■ **EXTRACTED MATERIAL**

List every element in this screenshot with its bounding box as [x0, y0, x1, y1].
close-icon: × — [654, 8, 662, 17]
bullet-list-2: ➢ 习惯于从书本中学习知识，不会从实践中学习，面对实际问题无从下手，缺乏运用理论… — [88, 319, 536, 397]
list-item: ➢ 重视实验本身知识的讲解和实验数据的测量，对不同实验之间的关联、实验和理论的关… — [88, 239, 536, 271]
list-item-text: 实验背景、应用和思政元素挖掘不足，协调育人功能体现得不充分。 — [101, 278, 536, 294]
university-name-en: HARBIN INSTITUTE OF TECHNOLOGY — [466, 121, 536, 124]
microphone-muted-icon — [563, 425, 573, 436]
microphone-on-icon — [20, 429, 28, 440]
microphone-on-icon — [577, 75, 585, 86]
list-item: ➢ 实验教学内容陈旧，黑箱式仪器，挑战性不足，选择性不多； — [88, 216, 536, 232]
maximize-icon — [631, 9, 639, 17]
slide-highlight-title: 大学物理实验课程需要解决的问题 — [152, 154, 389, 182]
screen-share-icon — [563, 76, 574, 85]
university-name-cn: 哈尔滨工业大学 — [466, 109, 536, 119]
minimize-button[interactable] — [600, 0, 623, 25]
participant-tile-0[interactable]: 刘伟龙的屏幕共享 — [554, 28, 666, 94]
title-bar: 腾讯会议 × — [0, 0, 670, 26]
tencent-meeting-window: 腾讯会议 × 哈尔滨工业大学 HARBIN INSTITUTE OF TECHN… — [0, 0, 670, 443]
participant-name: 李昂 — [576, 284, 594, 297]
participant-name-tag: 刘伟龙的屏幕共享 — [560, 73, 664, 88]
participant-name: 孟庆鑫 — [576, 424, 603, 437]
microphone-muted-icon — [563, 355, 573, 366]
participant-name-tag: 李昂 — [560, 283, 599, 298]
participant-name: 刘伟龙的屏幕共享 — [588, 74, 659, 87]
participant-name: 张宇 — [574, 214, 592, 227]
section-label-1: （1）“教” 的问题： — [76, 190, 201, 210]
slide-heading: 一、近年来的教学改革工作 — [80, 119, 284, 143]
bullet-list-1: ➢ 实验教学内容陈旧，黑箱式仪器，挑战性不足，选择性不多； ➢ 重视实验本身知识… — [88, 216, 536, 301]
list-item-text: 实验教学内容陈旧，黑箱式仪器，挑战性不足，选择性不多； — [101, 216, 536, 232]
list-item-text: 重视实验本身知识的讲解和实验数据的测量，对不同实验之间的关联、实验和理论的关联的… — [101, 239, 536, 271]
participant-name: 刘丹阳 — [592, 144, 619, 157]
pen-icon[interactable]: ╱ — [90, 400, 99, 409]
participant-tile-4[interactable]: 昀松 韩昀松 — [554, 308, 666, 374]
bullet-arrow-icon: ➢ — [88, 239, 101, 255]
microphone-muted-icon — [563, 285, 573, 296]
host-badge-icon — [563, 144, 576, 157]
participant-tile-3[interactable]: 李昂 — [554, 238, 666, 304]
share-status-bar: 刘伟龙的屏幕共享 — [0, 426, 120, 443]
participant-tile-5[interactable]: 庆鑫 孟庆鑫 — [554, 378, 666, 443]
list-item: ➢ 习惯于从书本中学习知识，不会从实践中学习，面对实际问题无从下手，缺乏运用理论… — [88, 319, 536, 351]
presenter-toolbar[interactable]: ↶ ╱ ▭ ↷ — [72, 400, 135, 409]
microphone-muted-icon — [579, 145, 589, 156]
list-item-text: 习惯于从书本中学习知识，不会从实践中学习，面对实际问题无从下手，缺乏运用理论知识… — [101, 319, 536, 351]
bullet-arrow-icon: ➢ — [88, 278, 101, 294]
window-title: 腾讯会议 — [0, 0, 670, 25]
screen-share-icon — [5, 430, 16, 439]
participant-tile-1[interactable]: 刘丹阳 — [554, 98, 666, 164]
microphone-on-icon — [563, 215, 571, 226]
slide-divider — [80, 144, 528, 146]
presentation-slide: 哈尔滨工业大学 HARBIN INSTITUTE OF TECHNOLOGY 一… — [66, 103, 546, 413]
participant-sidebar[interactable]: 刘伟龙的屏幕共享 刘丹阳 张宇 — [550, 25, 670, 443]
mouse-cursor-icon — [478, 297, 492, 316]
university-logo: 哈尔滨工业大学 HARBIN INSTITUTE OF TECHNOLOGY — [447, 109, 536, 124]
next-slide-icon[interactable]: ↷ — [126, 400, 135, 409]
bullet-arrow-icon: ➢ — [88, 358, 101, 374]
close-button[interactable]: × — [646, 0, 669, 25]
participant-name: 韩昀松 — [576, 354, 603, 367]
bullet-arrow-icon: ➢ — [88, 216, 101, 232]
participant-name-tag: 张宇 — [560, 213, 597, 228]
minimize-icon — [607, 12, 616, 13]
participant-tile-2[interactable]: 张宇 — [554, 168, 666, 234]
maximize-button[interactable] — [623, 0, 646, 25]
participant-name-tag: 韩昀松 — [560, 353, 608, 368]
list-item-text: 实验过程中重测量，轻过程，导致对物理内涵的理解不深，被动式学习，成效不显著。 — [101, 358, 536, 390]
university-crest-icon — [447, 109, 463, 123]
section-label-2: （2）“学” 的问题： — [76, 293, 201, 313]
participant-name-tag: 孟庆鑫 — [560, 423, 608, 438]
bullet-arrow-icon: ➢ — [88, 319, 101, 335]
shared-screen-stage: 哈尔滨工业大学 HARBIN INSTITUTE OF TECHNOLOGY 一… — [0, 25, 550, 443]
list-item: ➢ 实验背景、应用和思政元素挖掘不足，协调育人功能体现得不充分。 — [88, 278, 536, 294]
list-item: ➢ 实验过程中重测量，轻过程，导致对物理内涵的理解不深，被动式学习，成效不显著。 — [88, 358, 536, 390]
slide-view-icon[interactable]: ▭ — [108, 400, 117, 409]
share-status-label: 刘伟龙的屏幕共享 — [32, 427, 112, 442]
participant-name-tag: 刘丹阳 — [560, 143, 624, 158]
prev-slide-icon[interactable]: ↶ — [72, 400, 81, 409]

■ **OBJECTIVE**
Recast all of the material above as a Markdown table with two columns, Row and Material line. Number each nonblank line in order and skip any blank lines.

■ **EXERCISE RESPONSE**
| Row | Material line |
|---|---|
| 1 | List every element in this screenshot with its bounding box as [x0, y0, x1, y1]. |
| 2 | close-icon: × — [654, 8, 662, 17] |
| 3 | bullet-list-2: ➢ 习惯于从书本中学习知识，不会从实践中学习，面对实际问题无从下手，缺乏运用理论… — [88, 319, 536, 397] |
| 4 | list-item: ➢ 重视实验本身知识的讲解和实验数据的测量，对不同实验之间的关联、实验和理论的关… — [88, 239, 536, 271] |
| 5 | list-item-text: 实验背景、应用和思政元素挖掘不足，协调育人功能体现得不充分。 — [101, 278, 536, 294] |
| 6 | university-name-en: HARBIN INSTITUTE OF TECHNOLOGY — [466, 121, 536, 124] |
| 7 | microphone-muted-icon — [563, 425, 573, 436] |
| 8 | microphone-on-icon — [20, 429, 28, 440] |
| 9 | microphone-on-icon — [577, 75, 585, 86] |
| 10 | list-item: ➢ 实验教学内容陈旧，黑箱式仪器，挑战性不足，选择性不多； — [88, 216, 536, 232] |
| 11 | maximize-icon — [631, 9, 639, 17] |
| 12 | slide-highlight-title: 大学物理实验课程需要解决的问题 — [152, 154, 389, 182] |
| 13 | screen-share-icon — [563, 76, 574, 85] |
| 14 | university-name-cn: 哈尔滨工业大学 — [466, 109, 536, 119] |
| 15 | minimize-button[interactable] — [600, 0, 623, 25] |
| 16 | participant-tile-0[interactable]: 刘伟龙的屏幕共享 — [554, 28, 666, 94] |
| 17 | title-bar: 腾讯会议 × — [0, 0, 670, 26] |
| 18 | tencent-meeting-window: 腾讯会议 × 哈尔滨工业大学 HARBIN INSTITUTE OF TECHN… — [0, 0, 670, 443] |
| 19 | participant-name: 李昂 — [576, 284, 594, 297] |
| 20 | participant-name-tag: 刘伟龙的屏幕共享 — [560, 73, 664, 88] |
| 21 | participant-name: 孟庆鑫 — [576, 424, 603, 437] |
| 22 | microphone-muted-icon — [563, 355, 573, 366] |
| 23 | participant-name-tag: 李昂 — [560, 283, 599, 298] |
| 24 | participant-name: 刘伟龙的屏幕共享 — [588, 74, 659, 87] |
| 25 | participant-name: 张宇 — [574, 214, 592, 227] |
| 26 | section-label-1: （1）“教” 的问题： — [76, 190, 201, 210] |
| 27 | slide-heading: 一、近年来的教学改革工作 — [80, 119, 284, 143] |
| 28 | bullet-list-1: ➢ 实验教学内容陈旧，黑箱式仪器，挑战性不足，选择性不多； ➢ 重视实验本身知识… — [88, 216, 536, 301] |
| 29 | list-item-text: 实验教学内容陈旧，黑箱式仪器，挑战性不足，选择性不多； — [101, 216, 536, 232] |
| 30 | list-item-text: 重视实验本身知识的讲解和实验数据的测量，对不同实验之间的关联、实验和理论的关联的… — [101, 239, 536, 271] |
| 31 | participant-name: 刘丹阳 — [592, 144, 619, 157] |
| 32 | pen-icon[interactable]: ╱ — [90, 400, 99, 409] |
| 33 | participant-tile-4[interactable]: 昀松 韩昀松 — [554, 308, 666, 374] |
| 34 | bullet-arrow-icon: ➢ — [88, 239, 101, 255] |
| 35 | microphone-muted-icon — [563, 285, 573, 296] |
| 36 | host-badge-icon — [563, 144, 576, 157] |
| 37 | participant-tile-3[interactable]: 李昂 — [554, 238, 666, 304] |
| 38 | share-status-bar: 刘伟龙的屏幕共享 — [0, 426, 120, 443] |
| 39 | participant-tile-5[interactable]: 庆鑫 孟庆鑫 — [554, 378, 666, 443] |
| 40 | list-item: ➢ 习惯于从书本中学习知识，不会从实践中学习，面对实际问题无从下手，缺乏运用理论… — [88, 319, 536, 351] |
| 41 | presenter-toolbar[interactable]: ↶ ╱ ▭ ↷ — [72, 400, 135, 409] |
| 42 | microphone-muted-icon — [579, 145, 589, 156] |
| 43 | list-item-text: 习惯于从书本中学习知识，不会从实践中学习，面对实际问题无从下手，缺乏运用理论知识… — [101, 319, 536, 351] |
| 44 | bullet-arrow-icon: ➢ — [88, 278, 101, 294] |
| 45 | window-title: 腾讯会议 — [0, 0, 670, 25] |
| 46 | screen-share-icon — [5, 430, 16, 439] |
| 47 | participant-tile-1[interactable]: 刘丹阳 — [554, 98, 666, 164] |
| 48 | microphone-on-icon — [563, 215, 571, 226] |
| 49 | slide-divider — [80, 144, 528, 146] |
| 50 | presentation-slide: 哈尔滨工业大学 HARBIN INSTITUTE OF TECHNOLOGY 一… — [66, 103, 546, 413] |
| 51 | participant-sidebar[interactable]: 刘伟龙的屏幕共享 刘丹阳 张宇 — [550, 25, 670, 443] |
| 52 | mouse-cursor-icon — [478, 297, 492, 316] |
| 53 | university-logo: 哈尔滨工业大学 HARBIN INSTITUTE OF TECHNOLOGY — [447, 109, 536, 124] |
| 54 | next-slide-icon[interactable]: ↷ — [126, 400, 135, 409] |
| 55 | bullet-arrow-icon: ➢ — [88, 358, 101, 374] |
| 56 | close-button[interactable]: × — [646, 0, 669, 25] |
| 57 | participant-name: 韩昀松 — [576, 354, 603, 367] |
| 58 | bullet-arrow-icon: ➢ — [88, 216, 101, 232] |
| 59 | participant-name-tag: 张宇 — [560, 213, 597, 228] |
| 60 | minimize-icon — [607, 12, 616, 13] |
| 61 | participant-tile-2[interactable]: 张宇 — [554, 168, 666, 234] |
| 62 | maximize-button[interactable] — [623, 0, 646, 25] |
| 63 | participant-name-tag: 韩昀松 — [560, 353, 608, 368] |
| 64 | list-item-text: 实验过程中重测量，轻过程，导致对物理内涵的理解不深，被动式学习，成效不显著。 — [101, 358, 536, 390] |
| 65 | university-crest-icon — [447, 109, 463, 123] |
| 66 | section-label-2: （2）“学” 的问题： — [76, 293, 201, 313] |
| 67 | participant-name-tag: 孟庆鑫 — [560, 423, 608, 438] |
| 68 | bullet-arrow-icon: ➢ — [88, 319, 101, 335] |
| 69 | shared-screen-stage: 哈尔滨工业大学 HARBIN INSTITUTE OF TECHNOLOGY 一… — [0, 25, 550, 443] |
| 70 | list-item: ➢ 实验背景、应用和思政元素挖掘不足，协调育人功能体现得不充分。 — [88, 278, 536, 294] |
| 71 | list-item: ➢ 实验过程中重测量，轻过程，导致对物理内涵的理解不深，被动式学习，成效不显著。 — [88, 358, 536, 390] |
| 72 | slide-view-icon[interactable]: ▭ — [108, 400, 117, 409] |
| 73 | share-status-label: 刘伟龙的屏幕共享 — [32, 427, 112, 442] |
| 74 | participant-name-tag: 刘丹阳 — [560, 143, 624, 158] |
| 75 | prev-slide-icon[interactable]: ↶ — [72, 400, 81, 409] |